__Exercise details__
Copy out every line of the records where the string "从题中所给的" occurs.

__Excerpted data__
* * * * * * * * *

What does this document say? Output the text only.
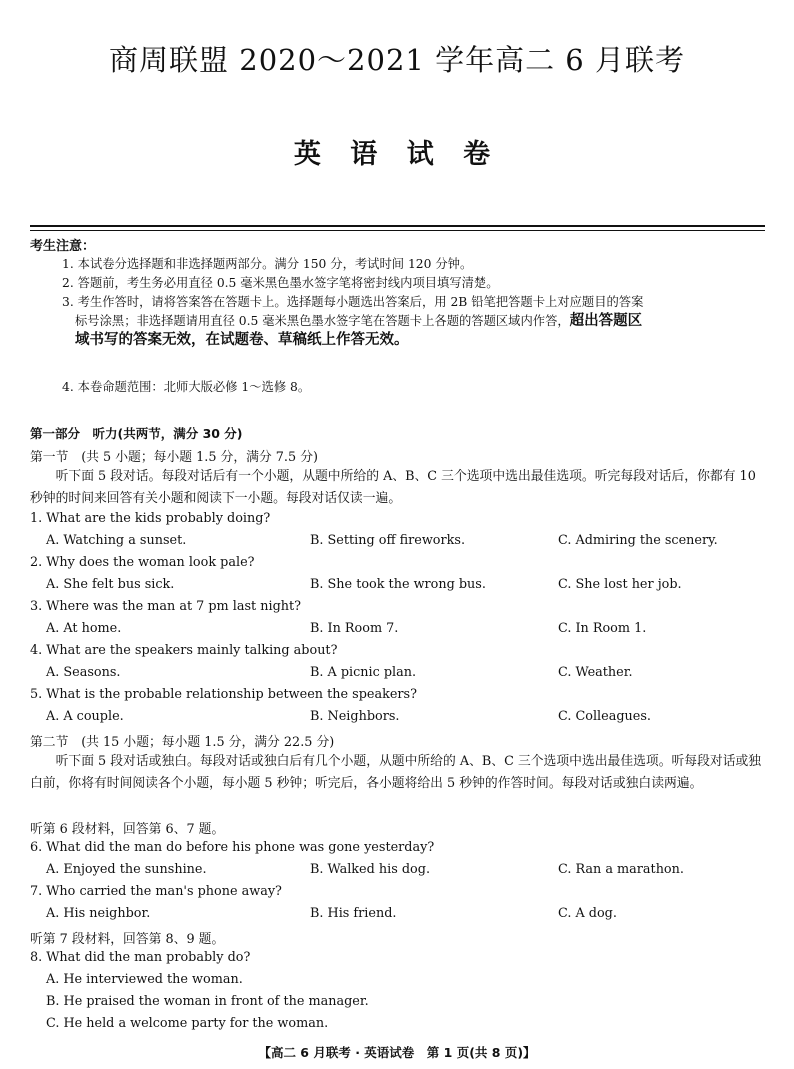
商周联盟 2020～2021 学年高二 6 月联考
英 语 试 卷
考生注意：
1. 本试卷分选择题和非选择题两部分。满分 150 分，考试时间 120 分钟。
2. 答题前，考生务必用直径 0.5 毫米黑色墨水签字笔将密封线内项目填写清楚。
3. 考生作答时，请将答案答在答题卡上。选择题每小题选出答案后，用 2B 铅笔把答题卡上对应题目的答案标号涂黑；非选择题请用直径 0.5 毫米黑色墨水签字笔在答题卡上各题的答题区域内作答，超出答题区域书写的答案无效，在试题卷、草稿纸上作答无效。
4. 本卷命题范围：北师大版必修 1～选修 8。
第一部分　听力(共两节，满分 30 分)
第一节　(共 5 小题；每小题 1.5 分，满分 7.5 分)
听下面 5 段对话。每段对话后有一个小题，从题中所给的 A、B、C 三个选项中选出最佳选项。听完每段对话后，你都有 10 秒钟的时间来回答有关小题和阅读下一小题。每段对话仅读一遍。
1. What are the kids probably doing?
A. Watching a sunset.	B. Setting off fireworks.	C. Admiring the scenery.
2. Why does the woman look pale?
A. She felt bus sick.	B. She took the wrong bus.	C. She lost her job.
3. Where was the man at 7 pm last night?
A. At home.	B. In Room 7.	C. In Room 1.
4. What are the speakers mainly talking about?
A. Seasons.	B. A picnic plan.	C. Weather.
5. What is the probable relationship between the speakers?
A. A couple.	B. Neighbors.	C. Colleagues.
第二节　(共 15 小题；每小题 1.5 分，满分 22.5 分)
听下面 5 段对话或独白。每段对话或独白后有几个小题，从题中所给的 A、B、C 三个选项中选出最佳选项。听每段对话或独白前，你将有时间阅读各个小题，每小题 5 秒钟；听完后，各小题将给出 5 秒钟的作答时间。每段对话或独白读两遍。
听第 6 段材料，回答第 6、7 题。
6. What did the man do before his phone was gone yesterday?
A. Enjoyed the sunshine.	B. Walked his dog.	C. Ran a marathon.
7. Who carried the man's phone away?
A. His neighbor.	B. His friend.	C. A dog.
听第 7 段材料，回答第 8、9 题。
8. What did the man probably do?
A. He interviewed the woman.
B. He praised the woman in front of the manager.
C. He held a welcome party for the woman.
【高二 6 月联考 · 英语试卷　第 1 页(共 8 页)】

* * * * * * * * *

__Final result__
听下面 5 段对话。每段对话后有一个小题，从题中所给的 A、B、C 三个选项中选出最佳选项。听完每段对话后，你都有 10 秒钟的时间来回答有关小题和阅读下一小题。每段对话仅读一遍。
听下面 5 段对话或独白。每段对话或独白后有几个小题，从题中所给的 A、B、C 三个选项中选出最佳选项。听每段对话或独白前，你将有时间阅读各个小题，每小题 5 秒钟；听完后，各小题将给出 5 秒钟的作答时间。每段对话或独白读两遍。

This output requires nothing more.